(Collected data entries)
════

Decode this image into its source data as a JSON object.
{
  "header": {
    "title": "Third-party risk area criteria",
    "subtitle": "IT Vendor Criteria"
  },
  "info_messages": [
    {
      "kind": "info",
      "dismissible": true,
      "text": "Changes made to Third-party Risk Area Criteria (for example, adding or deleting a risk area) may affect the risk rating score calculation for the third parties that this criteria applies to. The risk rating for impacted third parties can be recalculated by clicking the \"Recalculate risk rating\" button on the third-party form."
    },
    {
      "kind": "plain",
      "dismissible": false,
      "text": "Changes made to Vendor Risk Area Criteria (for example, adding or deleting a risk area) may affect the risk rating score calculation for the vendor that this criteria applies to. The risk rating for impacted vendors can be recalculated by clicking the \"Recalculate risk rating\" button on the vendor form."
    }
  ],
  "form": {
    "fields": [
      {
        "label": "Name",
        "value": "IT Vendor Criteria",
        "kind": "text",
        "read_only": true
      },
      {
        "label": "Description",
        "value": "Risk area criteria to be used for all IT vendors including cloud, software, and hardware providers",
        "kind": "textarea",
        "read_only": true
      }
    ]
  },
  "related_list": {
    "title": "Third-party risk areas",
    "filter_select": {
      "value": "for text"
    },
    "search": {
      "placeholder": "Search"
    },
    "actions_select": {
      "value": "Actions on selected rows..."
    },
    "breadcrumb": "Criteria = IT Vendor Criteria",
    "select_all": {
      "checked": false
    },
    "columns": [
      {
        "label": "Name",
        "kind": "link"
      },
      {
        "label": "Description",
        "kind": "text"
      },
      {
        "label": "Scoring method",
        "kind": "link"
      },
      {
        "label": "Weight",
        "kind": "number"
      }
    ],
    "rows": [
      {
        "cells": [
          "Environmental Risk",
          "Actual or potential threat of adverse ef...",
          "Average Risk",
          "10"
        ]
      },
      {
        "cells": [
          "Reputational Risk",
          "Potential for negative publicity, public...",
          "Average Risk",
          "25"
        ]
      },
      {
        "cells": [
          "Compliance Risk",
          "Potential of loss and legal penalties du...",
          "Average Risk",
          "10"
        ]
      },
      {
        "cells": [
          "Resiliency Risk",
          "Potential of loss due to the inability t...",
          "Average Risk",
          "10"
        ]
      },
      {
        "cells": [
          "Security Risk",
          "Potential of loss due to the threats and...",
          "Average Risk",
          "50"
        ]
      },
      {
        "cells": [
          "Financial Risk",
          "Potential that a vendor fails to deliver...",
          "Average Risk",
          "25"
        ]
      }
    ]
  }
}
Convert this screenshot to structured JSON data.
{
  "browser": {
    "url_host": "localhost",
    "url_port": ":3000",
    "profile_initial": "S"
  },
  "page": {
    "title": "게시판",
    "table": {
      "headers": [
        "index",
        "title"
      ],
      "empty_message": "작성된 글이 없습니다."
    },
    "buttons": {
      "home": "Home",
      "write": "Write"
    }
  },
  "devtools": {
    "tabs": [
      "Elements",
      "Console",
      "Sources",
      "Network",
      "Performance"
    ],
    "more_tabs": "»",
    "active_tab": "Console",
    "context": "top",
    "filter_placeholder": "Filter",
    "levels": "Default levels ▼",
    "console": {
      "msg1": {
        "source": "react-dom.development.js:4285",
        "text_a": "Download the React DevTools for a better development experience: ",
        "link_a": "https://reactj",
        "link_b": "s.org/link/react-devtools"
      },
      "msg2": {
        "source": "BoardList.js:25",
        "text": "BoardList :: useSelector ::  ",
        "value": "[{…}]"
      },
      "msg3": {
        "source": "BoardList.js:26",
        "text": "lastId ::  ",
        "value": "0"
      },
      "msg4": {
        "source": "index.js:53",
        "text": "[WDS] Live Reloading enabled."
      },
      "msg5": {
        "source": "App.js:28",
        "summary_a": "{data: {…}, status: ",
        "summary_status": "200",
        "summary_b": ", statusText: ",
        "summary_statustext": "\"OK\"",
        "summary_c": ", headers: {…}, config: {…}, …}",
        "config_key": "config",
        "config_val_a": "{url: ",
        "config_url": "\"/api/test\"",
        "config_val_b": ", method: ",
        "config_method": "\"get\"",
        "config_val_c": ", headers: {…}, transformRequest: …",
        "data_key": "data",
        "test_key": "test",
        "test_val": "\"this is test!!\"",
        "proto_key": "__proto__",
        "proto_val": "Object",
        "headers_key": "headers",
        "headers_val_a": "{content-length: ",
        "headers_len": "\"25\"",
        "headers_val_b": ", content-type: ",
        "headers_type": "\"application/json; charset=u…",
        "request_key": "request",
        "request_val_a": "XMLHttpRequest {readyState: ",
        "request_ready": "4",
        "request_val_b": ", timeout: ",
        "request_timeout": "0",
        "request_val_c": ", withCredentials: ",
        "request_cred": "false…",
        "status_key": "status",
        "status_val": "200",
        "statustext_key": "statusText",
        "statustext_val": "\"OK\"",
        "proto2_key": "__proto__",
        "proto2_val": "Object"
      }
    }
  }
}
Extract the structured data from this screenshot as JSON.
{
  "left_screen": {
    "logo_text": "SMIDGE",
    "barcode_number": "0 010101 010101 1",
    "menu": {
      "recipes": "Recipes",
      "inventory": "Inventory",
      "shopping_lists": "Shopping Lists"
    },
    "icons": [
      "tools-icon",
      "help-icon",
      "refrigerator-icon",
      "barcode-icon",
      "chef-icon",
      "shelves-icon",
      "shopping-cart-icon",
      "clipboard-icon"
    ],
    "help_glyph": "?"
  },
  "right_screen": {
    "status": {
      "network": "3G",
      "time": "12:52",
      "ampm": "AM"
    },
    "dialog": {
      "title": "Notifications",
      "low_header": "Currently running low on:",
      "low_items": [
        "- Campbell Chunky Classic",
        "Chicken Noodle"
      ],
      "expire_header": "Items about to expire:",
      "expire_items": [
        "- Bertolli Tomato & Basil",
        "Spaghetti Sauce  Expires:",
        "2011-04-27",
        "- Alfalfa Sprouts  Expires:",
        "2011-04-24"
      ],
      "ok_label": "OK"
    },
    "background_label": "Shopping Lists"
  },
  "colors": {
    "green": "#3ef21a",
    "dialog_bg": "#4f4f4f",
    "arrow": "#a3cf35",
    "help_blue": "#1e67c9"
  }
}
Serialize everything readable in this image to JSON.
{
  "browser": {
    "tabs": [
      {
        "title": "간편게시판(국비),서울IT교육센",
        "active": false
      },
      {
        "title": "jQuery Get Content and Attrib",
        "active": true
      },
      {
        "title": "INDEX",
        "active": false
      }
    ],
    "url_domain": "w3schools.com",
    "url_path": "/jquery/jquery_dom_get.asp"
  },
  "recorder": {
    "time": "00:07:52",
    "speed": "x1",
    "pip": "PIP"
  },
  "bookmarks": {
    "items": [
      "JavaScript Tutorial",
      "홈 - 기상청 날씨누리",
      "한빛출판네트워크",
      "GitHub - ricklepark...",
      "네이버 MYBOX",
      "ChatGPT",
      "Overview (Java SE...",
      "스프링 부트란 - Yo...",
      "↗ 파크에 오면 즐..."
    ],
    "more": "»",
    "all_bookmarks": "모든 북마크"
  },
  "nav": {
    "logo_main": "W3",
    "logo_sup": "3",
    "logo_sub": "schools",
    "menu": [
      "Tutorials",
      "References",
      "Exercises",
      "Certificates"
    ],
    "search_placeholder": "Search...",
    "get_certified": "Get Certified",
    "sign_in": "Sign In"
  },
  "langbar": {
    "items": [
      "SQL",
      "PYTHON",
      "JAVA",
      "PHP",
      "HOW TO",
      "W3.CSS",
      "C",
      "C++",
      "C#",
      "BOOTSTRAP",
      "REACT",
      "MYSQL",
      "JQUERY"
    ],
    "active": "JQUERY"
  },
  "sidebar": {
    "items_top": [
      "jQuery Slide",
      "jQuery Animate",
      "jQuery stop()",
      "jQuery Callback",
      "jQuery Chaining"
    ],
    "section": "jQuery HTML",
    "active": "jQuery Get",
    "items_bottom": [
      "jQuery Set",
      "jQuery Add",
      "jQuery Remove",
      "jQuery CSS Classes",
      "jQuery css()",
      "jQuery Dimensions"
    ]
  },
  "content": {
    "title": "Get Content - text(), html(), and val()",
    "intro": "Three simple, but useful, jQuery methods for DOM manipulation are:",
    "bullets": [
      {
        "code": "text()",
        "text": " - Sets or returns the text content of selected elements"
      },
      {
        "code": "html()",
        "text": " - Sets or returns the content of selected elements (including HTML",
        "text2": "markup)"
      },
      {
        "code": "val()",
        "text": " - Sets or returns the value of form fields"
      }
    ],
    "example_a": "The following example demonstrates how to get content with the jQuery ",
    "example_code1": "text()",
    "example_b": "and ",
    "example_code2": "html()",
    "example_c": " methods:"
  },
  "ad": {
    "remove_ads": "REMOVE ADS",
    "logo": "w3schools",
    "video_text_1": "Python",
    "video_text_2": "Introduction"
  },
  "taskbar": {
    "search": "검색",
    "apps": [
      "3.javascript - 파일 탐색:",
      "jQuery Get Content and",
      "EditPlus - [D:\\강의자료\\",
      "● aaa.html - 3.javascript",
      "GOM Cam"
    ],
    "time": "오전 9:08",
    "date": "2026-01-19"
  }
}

════

Objective — Find the lines of the material that hold the word "test" and report their count alone.

The output — 3